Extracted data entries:
**********
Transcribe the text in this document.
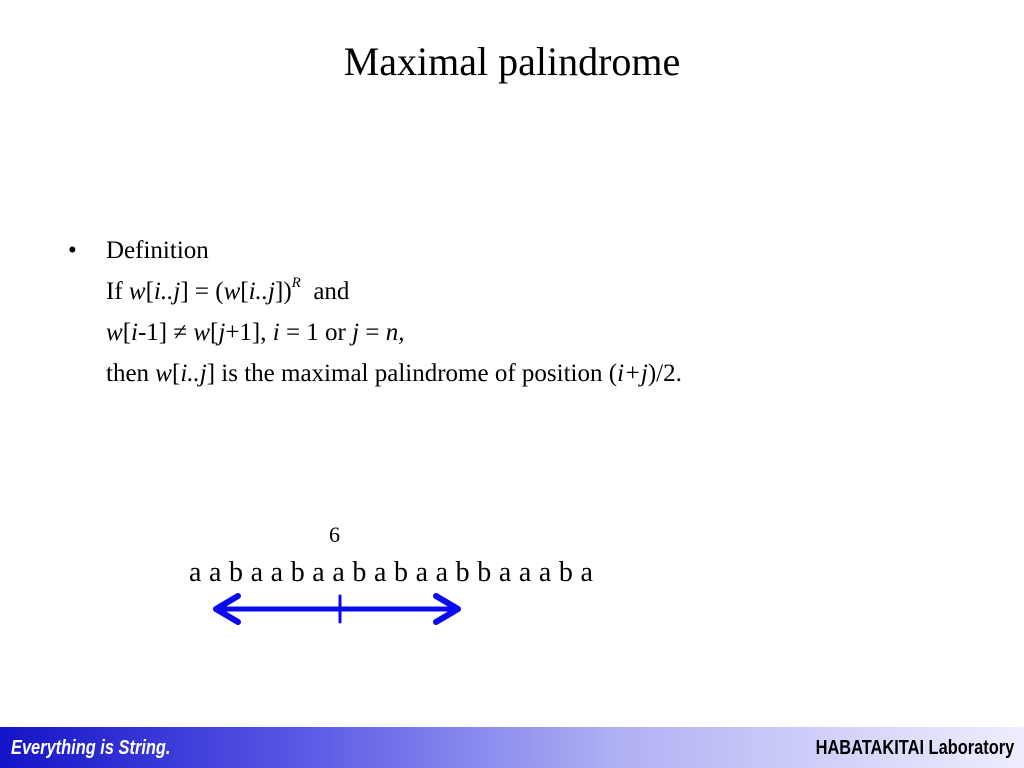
Maximal palindrome
• Definition
If $w[i..j] = (w[i..j])^R$  and
w[i-1] ≠ w[j+1], i = 1 or j = n,
then w[i..j] is the maximal palindrome of position (i+j)/2.
6
a a b a a b a a b a b a a b b a a a b a
Everything is String.	HABATAKITAI Laboratory
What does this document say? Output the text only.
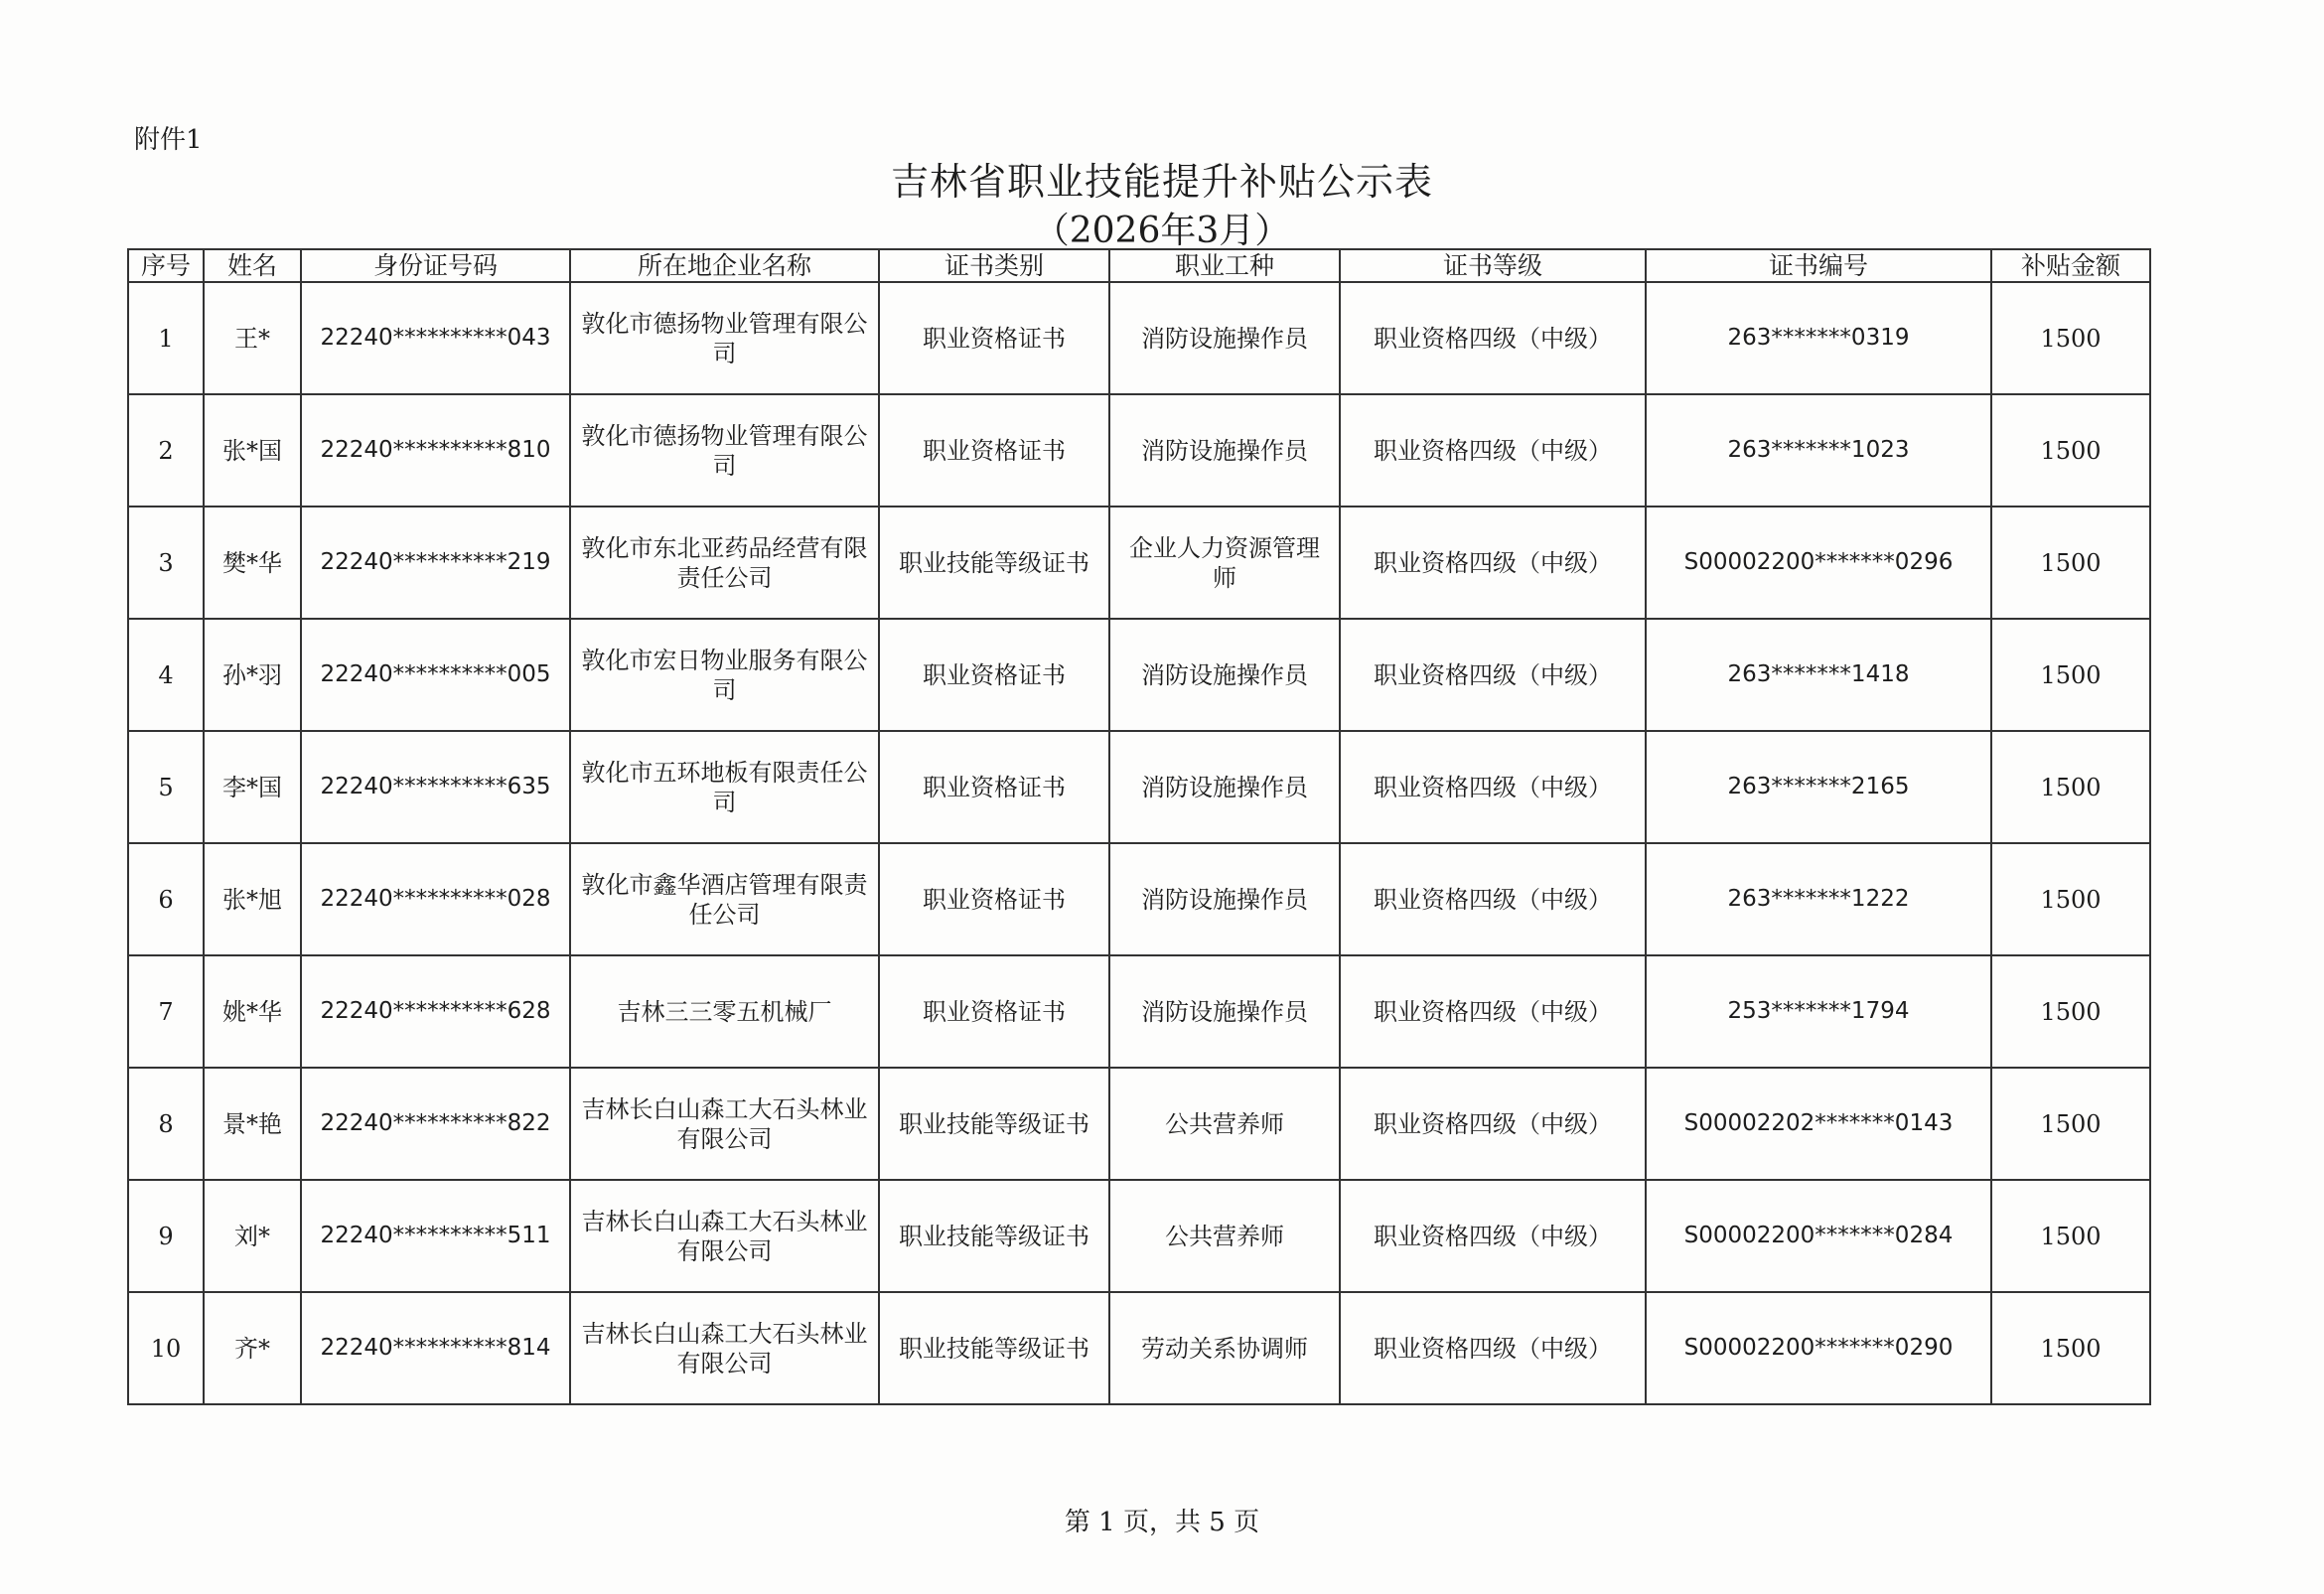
附件1
吉林省职业技能提升补贴公示表
（2026年3月）
序号	姓名	身份证号码	所在地企业名称	证书类别	职业工种	证书等级	证书编号	补贴金额
1	王*	22240**********043	敦化市德扬物业管理有限公司	职业资格证书	消防设施操作员	职业资格四级（中级）	263*******0319	1500
2	张*国	22240**********810	敦化市德扬物业管理有限公司	职业资格证书	消防设施操作员	职业资格四级（中级）	263*******1023	1500
3	樊*华	22240**********219	敦化市东北亚药品经营有限责任公司	职业技能等级证书	企业人力资源管理师	职业资格四级（中级）	S00002200*******0296	1500
4	孙*羽	22240**********005	敦化市宏日物业服务有限公司	职业资格证书	消防设施操作员	职业资格四级（中级）	263*******1418	1500
5	李*国	22240**********635	敦化市五环地板有限责任公司	职业资格证书	消防设施操作员	职业资格四级（中级）	263*******2165	1500
6	张*旭	22240**********028	敦化市鑫华酒店管理有限责任公司	职业资格证书	消防设施操作员	职业资格四级（中级）	263*******1222	1500
7	姚*华	22240**********628	吉林三三零五机械厂	职业资格证书	消防设施操作员	职业资格四级（中级）	253*******1794	1500
8	景*艳	22240**********822	吉林长白山森工大石头林业有限公司	职业技能等级证书	公共营养师	职业资格四级（中级）	S00002202*******0143	1500
9	刘*	22240**********511	吉林长白山森工大石头林业有限公司	职业技能等级证书	公共营养师	职业资格四级（中级）	S00002200*******0284	1500
10	齐*	22240**********814	吉林长白山森工大石头林业有限公司	职业技能等级证书	劳动关系协调师	职业资格四级（中级）	S00002200*******0290	1500
第 1 页，共 5 页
**********
== Stated task ==
Transcribe all of the material exactly, leaving out whatever pictures it contains.

== Result for this exercise ==
Transcribe the text in this document.
Maximal palindrome
• Definition
If $w[i..j] = (w[i..j])^R$  and
w[i-1] ≠ w[j+1], i = 1 or j = n,
then w[i..j] is the maximal palindrome of position (i+j)/2.
6
a a b a a b a a b a b a a b b a a a b a
Everything is String.	HABATAKITAI Laboratory
What does this document say? Output the text only.
附件1
吉林省职业技能提升补贴公示表
（2026年3月）
序号	姓名	身份证号码	所在地企业名称	证书类别	职业工种	证书等级	证书编号	补贴金额
1	王*	22240**********043	敦化市德扬物业管理有限公司	职业资格证书	消防设施操作员	职业资格四级（中级）	263*******0319	1500
2	张*国	22240**********810	敦化市德扬物业管理有限公司	职业资格证书	消防设施操作员	职业资格四级（中级）	263*******1023	1500
3	樊*华	22240**********219	敦化市东北亚药品经营有限责任公司	职业技能等级证书	企业人力资源管理师	职业资格四级（中级）	S00002200*******0296	1500
4	孙*羽	22240**********005	敦化市宏日物业服务有限公司	职业资格证书	消防设施操作员	职业资格四级（中级）	263*******1418	1500
5	李*国	22240**********635	敦化市五环地板有限责任公司	职业资格证书	消防设施操作员	职业资格四级（中级）	263*******2165	1500
6	张*旭	22240**********028	敦化市鑫华酒店管理有限责任公司	职业资格证书	消防设施操作员	职业资格四级（中级）	263*******1222	1500
7	姚*华	22240**********628	吉林三三零五机械厂	职业资格证书	消防设施操作员	职业资格四级（中级）	253*******1794	1500
8	景*艳	22240**********822	吉林长白山森工大石头林业有限公司	职业技能等级证书	公共营养师	职业资格四级（中级）	S00002202*******0143	1500
9	刘*	22240**********511	吉林长白山森工大石头林业有限公司	职业技能等级证书	公共营养师	职业资格四级（中级）	S00002200*******0284	1500
10	齐*	22240**********814	吉林长白山森工大石头林业有限公司	职业技能等级证书	劳动关系协调师	职业资格四级（中级）	S00002200*******0290	1500
第 1 页，共 5 页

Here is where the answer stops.